**What the exercise asks:** Reproduce the records verbatim from their first line through the line containing "scroll-thumb[interactable] <box>858 205", inclusive.

--- START Data rows ---

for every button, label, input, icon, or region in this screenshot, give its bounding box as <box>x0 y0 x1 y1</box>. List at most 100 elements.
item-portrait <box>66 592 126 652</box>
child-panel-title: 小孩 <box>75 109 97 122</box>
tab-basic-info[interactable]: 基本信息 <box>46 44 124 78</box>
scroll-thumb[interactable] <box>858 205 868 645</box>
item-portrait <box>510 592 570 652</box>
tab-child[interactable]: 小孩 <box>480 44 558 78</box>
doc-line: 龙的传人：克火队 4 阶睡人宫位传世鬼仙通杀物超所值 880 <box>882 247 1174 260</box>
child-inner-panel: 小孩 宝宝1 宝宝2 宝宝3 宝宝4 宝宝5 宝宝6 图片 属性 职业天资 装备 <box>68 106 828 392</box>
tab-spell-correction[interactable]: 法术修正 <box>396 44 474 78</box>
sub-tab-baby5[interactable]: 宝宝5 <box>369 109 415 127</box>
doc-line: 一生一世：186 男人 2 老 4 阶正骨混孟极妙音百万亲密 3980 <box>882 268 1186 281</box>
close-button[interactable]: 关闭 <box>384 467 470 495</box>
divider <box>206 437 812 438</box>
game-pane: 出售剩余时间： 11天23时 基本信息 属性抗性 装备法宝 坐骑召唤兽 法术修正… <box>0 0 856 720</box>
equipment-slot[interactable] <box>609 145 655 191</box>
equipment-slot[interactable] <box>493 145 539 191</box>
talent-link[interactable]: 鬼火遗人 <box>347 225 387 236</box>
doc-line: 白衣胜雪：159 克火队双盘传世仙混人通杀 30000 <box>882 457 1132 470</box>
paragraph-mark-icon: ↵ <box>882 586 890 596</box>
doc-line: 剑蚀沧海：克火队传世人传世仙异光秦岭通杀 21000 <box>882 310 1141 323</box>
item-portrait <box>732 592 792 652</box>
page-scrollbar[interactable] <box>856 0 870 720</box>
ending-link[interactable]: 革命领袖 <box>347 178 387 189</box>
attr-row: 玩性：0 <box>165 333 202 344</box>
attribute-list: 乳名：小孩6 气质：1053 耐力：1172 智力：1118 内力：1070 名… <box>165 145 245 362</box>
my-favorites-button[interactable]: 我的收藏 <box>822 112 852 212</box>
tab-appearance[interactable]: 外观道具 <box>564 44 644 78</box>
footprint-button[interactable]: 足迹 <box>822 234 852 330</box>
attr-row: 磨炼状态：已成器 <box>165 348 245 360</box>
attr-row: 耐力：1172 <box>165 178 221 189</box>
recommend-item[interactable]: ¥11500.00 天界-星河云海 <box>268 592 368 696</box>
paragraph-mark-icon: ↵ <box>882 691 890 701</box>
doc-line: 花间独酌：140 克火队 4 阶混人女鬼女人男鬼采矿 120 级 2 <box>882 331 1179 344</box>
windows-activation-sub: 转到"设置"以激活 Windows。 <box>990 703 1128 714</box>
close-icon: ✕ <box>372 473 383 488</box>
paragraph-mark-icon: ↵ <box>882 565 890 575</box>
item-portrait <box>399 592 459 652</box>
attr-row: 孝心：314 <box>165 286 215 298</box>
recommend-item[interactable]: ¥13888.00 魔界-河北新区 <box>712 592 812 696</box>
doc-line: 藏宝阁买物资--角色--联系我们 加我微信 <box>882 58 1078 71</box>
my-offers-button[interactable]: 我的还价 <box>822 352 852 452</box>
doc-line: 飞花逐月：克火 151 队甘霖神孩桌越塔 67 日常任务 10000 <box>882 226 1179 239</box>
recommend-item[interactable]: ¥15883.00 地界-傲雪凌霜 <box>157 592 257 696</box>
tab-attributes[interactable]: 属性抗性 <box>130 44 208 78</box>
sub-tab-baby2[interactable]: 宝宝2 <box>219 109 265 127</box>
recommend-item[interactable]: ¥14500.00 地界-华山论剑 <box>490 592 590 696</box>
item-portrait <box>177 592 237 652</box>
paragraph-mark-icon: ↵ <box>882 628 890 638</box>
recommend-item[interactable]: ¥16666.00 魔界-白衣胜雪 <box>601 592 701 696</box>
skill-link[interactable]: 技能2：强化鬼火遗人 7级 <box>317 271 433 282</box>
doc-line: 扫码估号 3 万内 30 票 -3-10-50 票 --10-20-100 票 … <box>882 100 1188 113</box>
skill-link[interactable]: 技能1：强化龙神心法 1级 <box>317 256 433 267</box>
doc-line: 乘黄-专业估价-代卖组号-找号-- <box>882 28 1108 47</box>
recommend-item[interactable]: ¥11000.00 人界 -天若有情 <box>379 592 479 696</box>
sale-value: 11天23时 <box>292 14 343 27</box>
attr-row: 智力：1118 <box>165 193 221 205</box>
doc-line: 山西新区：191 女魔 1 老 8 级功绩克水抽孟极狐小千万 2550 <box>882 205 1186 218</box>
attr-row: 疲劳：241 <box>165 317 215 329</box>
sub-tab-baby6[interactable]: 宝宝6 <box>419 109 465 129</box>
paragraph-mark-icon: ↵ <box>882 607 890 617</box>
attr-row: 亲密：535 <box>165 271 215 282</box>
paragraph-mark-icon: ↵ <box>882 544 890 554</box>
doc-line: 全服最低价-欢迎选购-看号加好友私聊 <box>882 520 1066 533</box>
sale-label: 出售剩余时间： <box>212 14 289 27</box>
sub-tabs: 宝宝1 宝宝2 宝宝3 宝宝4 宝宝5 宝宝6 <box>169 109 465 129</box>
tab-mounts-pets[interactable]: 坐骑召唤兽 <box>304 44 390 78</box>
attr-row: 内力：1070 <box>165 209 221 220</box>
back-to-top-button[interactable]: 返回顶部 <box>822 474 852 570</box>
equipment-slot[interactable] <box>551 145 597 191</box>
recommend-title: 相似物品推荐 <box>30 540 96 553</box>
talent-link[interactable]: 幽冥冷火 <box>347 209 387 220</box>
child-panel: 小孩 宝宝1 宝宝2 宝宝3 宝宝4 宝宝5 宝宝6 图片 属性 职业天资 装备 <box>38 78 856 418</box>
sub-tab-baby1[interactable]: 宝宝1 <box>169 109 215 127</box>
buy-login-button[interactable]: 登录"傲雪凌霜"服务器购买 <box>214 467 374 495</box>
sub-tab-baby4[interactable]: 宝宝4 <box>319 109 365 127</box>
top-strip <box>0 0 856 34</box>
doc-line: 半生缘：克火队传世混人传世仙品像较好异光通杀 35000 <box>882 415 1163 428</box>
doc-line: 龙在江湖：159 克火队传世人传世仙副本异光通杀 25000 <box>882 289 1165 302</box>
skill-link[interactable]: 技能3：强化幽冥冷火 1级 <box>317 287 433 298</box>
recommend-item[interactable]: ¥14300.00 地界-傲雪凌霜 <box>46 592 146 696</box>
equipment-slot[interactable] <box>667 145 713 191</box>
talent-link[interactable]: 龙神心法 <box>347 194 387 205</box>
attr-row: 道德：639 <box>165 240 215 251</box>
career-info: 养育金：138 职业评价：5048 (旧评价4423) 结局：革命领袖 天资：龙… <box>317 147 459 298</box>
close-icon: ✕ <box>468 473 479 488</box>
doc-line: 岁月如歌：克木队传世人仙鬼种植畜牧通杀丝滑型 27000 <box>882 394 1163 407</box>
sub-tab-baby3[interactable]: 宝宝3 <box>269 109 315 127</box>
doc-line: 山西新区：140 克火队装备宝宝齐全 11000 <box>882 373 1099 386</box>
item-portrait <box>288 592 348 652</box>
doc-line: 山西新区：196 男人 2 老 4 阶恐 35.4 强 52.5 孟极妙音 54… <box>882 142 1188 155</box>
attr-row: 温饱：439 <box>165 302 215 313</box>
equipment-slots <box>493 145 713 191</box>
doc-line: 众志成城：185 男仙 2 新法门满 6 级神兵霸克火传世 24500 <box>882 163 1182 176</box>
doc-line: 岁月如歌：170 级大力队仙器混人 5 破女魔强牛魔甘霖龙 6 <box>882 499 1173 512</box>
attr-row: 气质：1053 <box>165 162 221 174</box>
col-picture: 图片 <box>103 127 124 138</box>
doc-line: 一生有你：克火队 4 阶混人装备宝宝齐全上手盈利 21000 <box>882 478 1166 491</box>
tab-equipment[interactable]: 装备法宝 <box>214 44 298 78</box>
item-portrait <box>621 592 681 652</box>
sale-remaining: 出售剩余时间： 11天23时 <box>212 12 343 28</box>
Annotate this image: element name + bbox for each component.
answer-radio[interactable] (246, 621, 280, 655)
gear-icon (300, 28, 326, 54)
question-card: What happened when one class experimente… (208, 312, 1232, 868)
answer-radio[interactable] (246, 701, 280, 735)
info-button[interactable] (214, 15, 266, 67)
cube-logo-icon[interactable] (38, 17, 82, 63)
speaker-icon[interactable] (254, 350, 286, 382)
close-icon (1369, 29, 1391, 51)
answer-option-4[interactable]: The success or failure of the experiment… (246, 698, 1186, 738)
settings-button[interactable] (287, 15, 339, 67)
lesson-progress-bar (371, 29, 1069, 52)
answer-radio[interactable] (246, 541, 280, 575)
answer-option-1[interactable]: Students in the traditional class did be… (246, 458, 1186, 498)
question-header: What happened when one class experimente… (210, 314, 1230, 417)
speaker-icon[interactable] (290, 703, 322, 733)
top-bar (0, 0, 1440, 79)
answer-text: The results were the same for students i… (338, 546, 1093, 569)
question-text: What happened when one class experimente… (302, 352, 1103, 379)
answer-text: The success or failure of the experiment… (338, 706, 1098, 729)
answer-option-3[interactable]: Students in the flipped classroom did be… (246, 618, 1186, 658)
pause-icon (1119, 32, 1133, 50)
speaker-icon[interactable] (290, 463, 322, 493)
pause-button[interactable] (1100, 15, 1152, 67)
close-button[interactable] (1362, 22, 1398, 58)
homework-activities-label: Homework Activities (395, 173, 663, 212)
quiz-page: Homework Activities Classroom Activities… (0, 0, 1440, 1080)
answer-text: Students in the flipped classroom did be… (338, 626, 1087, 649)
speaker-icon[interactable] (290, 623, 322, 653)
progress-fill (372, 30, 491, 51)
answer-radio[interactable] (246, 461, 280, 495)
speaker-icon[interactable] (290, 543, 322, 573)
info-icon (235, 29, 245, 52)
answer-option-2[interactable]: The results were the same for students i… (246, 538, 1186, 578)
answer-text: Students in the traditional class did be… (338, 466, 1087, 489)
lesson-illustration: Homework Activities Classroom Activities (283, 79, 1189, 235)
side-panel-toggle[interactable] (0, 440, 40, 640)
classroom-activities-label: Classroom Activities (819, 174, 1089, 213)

--- END Data rows ---

**Output:**
for every button, label, input, icon, or region in this screenshot, give its bounding box as <box>x0 y0 x1 y1</box>. List at most 100 elements.
item-portrait <box>66 592 126 652</box>
child-panel-title: 小孩 <box>75 109 97 122</box>
tab-basic-info[interactable]: 基本信息 <box>46 44 124 78</box>
scroll-thumb[interactable] <box>858 205 868 645</box>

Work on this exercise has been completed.